--- EXERCISE MATERIAL ---

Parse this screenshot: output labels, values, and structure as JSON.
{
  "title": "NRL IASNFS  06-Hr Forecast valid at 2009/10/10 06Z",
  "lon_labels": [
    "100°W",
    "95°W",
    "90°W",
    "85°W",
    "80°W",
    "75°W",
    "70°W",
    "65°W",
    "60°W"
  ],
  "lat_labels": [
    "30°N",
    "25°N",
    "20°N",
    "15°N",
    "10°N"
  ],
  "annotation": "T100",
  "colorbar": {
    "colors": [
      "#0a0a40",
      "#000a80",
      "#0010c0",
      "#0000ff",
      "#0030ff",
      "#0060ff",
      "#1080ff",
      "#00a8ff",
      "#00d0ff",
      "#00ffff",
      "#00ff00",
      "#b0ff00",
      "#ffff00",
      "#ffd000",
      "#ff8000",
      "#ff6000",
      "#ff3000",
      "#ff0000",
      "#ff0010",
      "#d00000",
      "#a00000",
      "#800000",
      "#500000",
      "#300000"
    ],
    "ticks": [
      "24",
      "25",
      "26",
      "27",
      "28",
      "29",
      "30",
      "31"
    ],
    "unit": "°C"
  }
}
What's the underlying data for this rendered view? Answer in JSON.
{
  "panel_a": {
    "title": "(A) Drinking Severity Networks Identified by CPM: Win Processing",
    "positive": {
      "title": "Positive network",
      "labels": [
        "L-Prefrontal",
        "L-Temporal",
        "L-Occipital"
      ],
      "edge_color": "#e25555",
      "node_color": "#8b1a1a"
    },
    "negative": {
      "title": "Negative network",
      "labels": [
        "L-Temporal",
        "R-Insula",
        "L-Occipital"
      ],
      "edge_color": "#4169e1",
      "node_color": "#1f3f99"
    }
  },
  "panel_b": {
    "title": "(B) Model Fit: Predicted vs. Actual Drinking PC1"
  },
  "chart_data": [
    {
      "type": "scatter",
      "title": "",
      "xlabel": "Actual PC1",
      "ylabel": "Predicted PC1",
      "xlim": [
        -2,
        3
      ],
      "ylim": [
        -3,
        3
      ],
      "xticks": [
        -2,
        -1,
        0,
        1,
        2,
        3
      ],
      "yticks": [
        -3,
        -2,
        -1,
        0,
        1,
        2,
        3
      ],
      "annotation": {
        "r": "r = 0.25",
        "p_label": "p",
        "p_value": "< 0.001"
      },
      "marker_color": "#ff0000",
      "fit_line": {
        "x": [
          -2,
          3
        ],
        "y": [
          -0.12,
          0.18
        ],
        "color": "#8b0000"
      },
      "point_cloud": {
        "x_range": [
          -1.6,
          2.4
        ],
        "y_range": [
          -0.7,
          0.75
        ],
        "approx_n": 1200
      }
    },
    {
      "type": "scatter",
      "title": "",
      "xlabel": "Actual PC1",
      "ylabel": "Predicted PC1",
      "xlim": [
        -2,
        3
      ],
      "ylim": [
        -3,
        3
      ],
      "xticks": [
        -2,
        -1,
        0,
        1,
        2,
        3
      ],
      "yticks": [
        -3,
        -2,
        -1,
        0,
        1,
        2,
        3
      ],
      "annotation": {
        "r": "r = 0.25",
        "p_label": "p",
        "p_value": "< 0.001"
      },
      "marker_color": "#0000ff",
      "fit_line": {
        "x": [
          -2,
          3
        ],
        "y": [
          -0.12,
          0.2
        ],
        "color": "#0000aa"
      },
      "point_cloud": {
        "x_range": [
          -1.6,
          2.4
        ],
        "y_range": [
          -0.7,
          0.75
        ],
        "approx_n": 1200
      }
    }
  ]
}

---

EXERCISE PROMPT: Repeat each record in full; every line must match exactly.

OUTPUT OF THE EXERCISE:
Parse this screenshot: output labels, values, and structure as JSON.
{
  "title": "NRL IASNFS  06-Hr Forecast valid at 2009/10/10 06Z",
  "lon_labels": [
    "100°W",
    "95°W",
    "90°W",
    "85°W",
    "80°W",
    "75°W",
    "70°W",
    "65°W",
    "60°W"
  ],
  "lat_labels": [
    "30°N",
    "25°N",
    "20°N",
    "15°N",
    "10°N"
  ],
  "annotation": "T100",
  "colorbar": {
    "colors": [
      "#0a0a40",
      "#000a80",
      "#0010c0",
      "#0000ff",
      "#0030ff",
      "#0060ff",
      "#1080ff",
      "#00a8ff",
      "#00d0ff",
      "#00ffff",
      "#00ff00",
      "#b0ff00",
      "#ffff00",
      "#ffd000",
      "#ff8000",
      "#ff6000",
      "#ff3000",
      "#ff0000",
      "#ff0010",
      "#d00000",
      "#a00000",
      "#800000",
      "#500000",
      "#300000"
    ],
    "ticks": [
      "24",
      "25",
      "26",
      "27",
      "28",
      "29",
      "30",
      "31"
    ],
    "unit": "°C"
  }
}
What's the underlying data for this rendered view? Answer in JSON.
{
  "panel_a": {
    "title": "(A) Drinking Severity Networks Identified by CPM: Win Processing",
    "positive": {
      "title": "Positive network",
      "labels": [
        "L-Prefrontal",
        "L-Temporal",
        "L-Occipital"
      ],
      "edge_color": "#e25555",
      "node_color": "#8b1a1a"
    },
    "negative": {
      "title": "Negative network",
      "labels": [
        "L-Temporal",
        "R-Insula",
        "L-Occipital"
      ],
      "edge_color": "#4169e1",
      "node_color": "#1f3f99"
    }
  },
  "panel_b": {
    "title": "(B) Model Fit: Predicted vs. Actual Drinking PC1"
  },
  "chart_data": [
    {
      "type": "scatter",
      "title": "",
      "xlabel": "Actual PC1",
      "ylabel": "Predicted PC1",
      "xlim": [
        -2,
        3
      ],
      "ylim": [
        -3,
        3
      ],
      "xticks": [
        -2,
        -1,
        0,
        1,
        2,
        3
      ],
      "yticks": [
        -3,
        -2,
        -1,
        0,
        1,
        2,
        3
      ],
      "annotation": {
        "r": "r = 0.25",
        "p_label": "p",
        "p_value": "< 0.001"
      },
      "marker_color": "#ff0000",
      "fit_line": {
        "x": [
          -2,
          3
        ],
        "y": [
          -0.12,
          0.18
        ],
        "color": "#8b0000"
      },
      "point_cloud": {
        "x_range": [
          -1.6,
          2.4
        ],
        "y_range": [
          -0.7,
          0.75
        ],
        "approx_n": 1200
      }
    },
    {
      "type": "scatter",
      "title": "",
      "xlabel": "Actual PC1",
      "ylabel": "Predicted PC1",
      "xlim": [
        -2,
        3
      ],
      "ylim": [
        -3,
        3
      ],
      "xticks": [
        -2,
        -1,
        0,
        1,
        2,
        3
      ],
      "yticks": [
        -3,
        -2,
        -1,
        0,
        1,
        2,
        3
      ],
      "annotation": {
        "r": "r = 0.25",
        "p_label": "p",
        "p_value": "< 0.001"
      },
      "marker_color": "#0000ff",
      "fit_line": {
        "x": [
          -2,
          3
        ],
        "y": [
          -0.12,
          0.2
        ],
        "color": "#0000aa"
      },
      "point_cloud": {
        "x_range": [
          -1.6,
          2.4
        ],
        "y_range": [
          -0.7,
          0.75
        ],
        "approx_n": 1200
      }
    }
  ]
}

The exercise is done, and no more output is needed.